_Dataset listings of figures_:
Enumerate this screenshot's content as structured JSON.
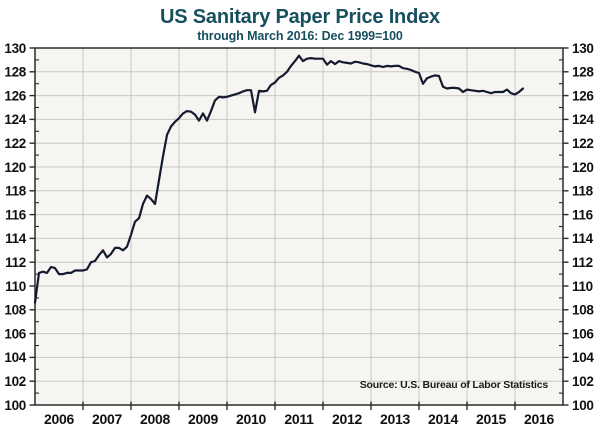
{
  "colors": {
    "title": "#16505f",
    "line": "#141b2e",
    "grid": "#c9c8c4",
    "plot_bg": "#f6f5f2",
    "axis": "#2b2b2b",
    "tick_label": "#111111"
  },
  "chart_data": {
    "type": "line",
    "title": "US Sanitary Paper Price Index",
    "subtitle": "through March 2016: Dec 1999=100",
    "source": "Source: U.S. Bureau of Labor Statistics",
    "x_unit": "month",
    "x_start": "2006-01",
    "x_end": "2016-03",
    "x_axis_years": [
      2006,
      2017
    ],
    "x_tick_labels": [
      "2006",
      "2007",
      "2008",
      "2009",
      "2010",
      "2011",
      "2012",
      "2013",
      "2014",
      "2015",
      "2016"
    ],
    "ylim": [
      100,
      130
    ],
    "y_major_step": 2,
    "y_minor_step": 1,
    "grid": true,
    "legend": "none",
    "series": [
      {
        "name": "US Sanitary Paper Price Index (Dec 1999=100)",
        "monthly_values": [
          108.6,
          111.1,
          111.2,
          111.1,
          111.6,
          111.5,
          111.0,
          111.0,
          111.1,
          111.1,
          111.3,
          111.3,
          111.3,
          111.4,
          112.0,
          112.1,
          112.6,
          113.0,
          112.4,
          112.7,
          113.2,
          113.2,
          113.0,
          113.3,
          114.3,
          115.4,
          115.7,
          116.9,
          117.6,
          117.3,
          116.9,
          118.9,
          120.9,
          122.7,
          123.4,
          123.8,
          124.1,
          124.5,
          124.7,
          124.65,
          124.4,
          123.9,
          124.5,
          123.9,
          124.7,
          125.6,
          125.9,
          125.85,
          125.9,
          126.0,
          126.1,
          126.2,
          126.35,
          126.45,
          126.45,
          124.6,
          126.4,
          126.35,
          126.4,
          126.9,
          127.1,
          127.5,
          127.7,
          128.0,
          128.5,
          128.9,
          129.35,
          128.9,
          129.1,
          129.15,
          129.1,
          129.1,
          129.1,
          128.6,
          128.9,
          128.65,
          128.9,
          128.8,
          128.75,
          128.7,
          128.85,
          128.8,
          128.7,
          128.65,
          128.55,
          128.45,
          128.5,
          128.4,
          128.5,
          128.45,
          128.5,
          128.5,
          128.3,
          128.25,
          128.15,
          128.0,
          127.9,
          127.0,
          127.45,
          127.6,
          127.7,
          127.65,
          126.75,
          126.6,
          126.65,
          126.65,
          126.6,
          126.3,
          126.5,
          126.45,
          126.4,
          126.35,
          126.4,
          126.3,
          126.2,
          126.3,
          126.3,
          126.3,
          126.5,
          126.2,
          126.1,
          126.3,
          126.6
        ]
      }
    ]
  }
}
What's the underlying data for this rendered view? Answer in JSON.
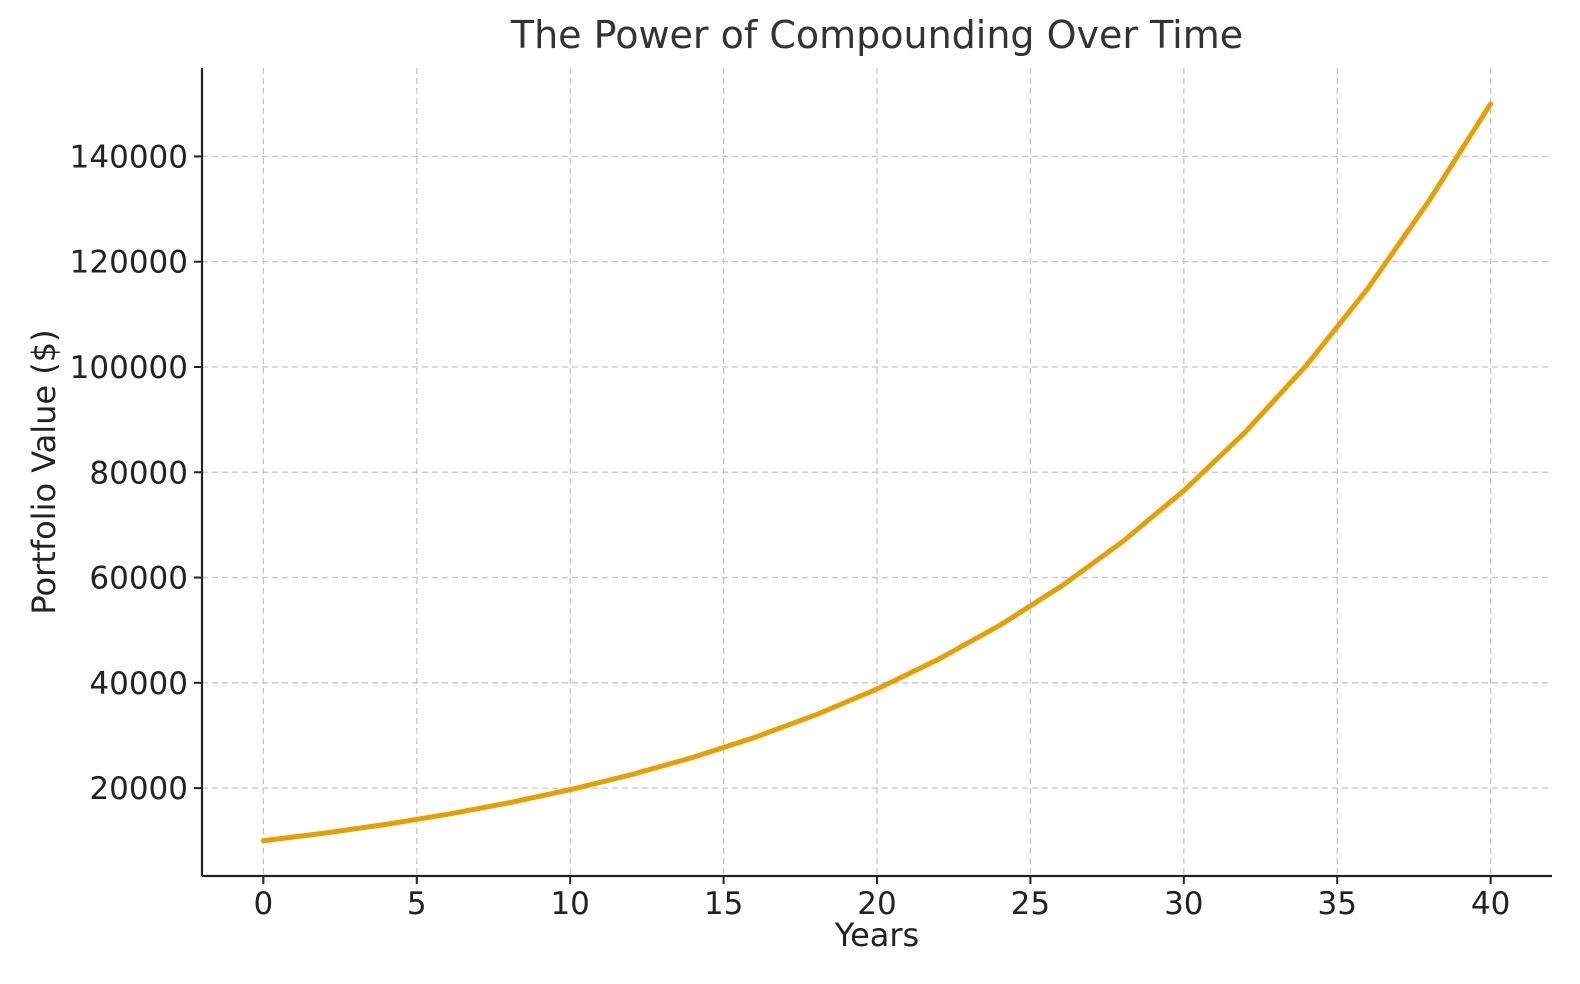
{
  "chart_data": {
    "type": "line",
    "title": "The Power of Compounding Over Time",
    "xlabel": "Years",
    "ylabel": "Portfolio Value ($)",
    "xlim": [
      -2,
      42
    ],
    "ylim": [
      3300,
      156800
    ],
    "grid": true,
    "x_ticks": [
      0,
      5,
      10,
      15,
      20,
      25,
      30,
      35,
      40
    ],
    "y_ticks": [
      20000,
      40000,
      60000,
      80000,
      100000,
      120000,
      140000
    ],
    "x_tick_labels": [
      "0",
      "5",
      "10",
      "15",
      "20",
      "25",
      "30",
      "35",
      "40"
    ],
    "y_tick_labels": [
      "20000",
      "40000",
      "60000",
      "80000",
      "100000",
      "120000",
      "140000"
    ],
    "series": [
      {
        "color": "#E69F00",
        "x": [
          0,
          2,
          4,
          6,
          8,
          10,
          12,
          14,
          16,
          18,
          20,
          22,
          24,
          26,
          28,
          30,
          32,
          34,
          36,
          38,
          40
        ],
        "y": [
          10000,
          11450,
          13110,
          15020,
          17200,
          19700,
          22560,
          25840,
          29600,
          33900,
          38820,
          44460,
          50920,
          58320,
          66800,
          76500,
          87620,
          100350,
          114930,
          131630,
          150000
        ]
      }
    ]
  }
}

* * *

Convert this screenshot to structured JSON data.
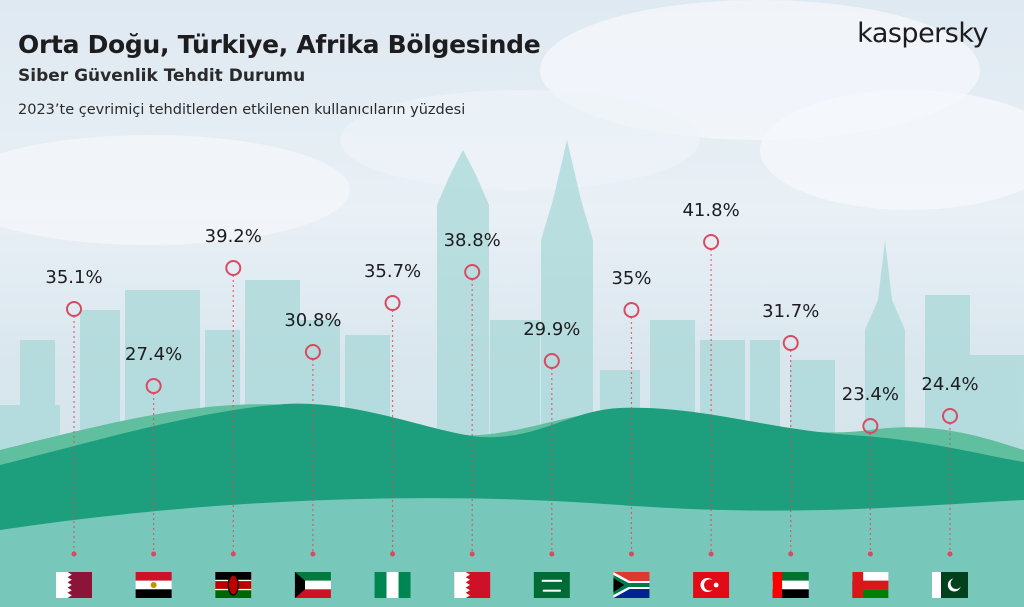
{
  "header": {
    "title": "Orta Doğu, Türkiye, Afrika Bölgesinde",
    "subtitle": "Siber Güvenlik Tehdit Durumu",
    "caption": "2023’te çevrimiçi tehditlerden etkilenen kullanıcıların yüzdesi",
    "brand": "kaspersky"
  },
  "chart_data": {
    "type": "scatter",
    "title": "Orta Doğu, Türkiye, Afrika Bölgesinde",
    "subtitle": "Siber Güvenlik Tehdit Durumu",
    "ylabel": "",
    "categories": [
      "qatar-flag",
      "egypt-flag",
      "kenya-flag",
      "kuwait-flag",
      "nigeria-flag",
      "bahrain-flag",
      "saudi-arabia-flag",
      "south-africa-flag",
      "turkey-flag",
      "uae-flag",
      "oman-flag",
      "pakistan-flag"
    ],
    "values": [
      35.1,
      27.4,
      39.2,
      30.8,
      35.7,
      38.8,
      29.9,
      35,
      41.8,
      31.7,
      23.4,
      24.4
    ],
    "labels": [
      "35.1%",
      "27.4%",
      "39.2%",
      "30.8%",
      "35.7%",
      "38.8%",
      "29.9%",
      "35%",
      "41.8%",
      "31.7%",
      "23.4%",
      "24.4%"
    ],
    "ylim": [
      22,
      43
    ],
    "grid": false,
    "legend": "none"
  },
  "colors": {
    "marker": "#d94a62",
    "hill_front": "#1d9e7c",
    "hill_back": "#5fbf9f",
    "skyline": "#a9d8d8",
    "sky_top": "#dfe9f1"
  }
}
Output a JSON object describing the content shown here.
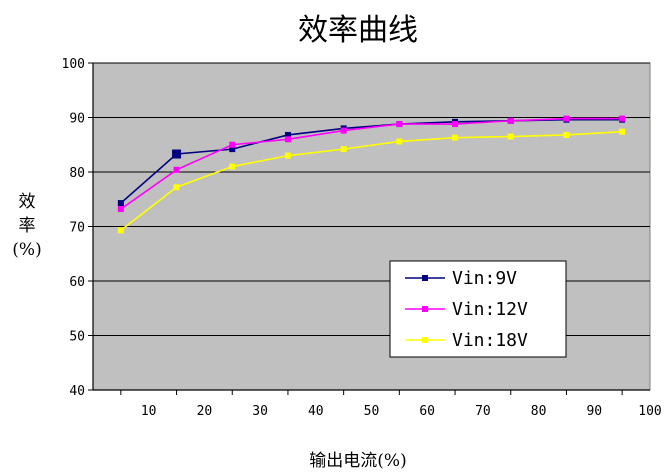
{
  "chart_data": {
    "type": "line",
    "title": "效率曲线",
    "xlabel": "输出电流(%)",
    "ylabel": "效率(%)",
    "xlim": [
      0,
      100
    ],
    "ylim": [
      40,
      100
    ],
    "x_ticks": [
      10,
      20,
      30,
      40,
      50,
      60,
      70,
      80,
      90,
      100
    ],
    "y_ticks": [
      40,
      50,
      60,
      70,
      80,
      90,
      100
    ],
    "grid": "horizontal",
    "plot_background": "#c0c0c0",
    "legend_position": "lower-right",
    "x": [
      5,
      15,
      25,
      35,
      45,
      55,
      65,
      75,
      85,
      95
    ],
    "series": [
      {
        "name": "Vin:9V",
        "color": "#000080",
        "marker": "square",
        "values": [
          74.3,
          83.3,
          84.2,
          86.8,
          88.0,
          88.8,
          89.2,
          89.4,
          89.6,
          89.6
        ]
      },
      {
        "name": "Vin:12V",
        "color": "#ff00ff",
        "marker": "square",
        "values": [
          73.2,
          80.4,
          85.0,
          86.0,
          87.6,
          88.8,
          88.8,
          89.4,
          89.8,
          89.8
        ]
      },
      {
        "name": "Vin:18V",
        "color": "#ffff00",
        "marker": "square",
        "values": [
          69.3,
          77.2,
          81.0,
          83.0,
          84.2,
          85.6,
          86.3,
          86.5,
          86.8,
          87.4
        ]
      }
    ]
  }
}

_Problem to solve_: Tally the lines of the records holding the word "ylabel", then state only the tally.

_Worked solution_: 3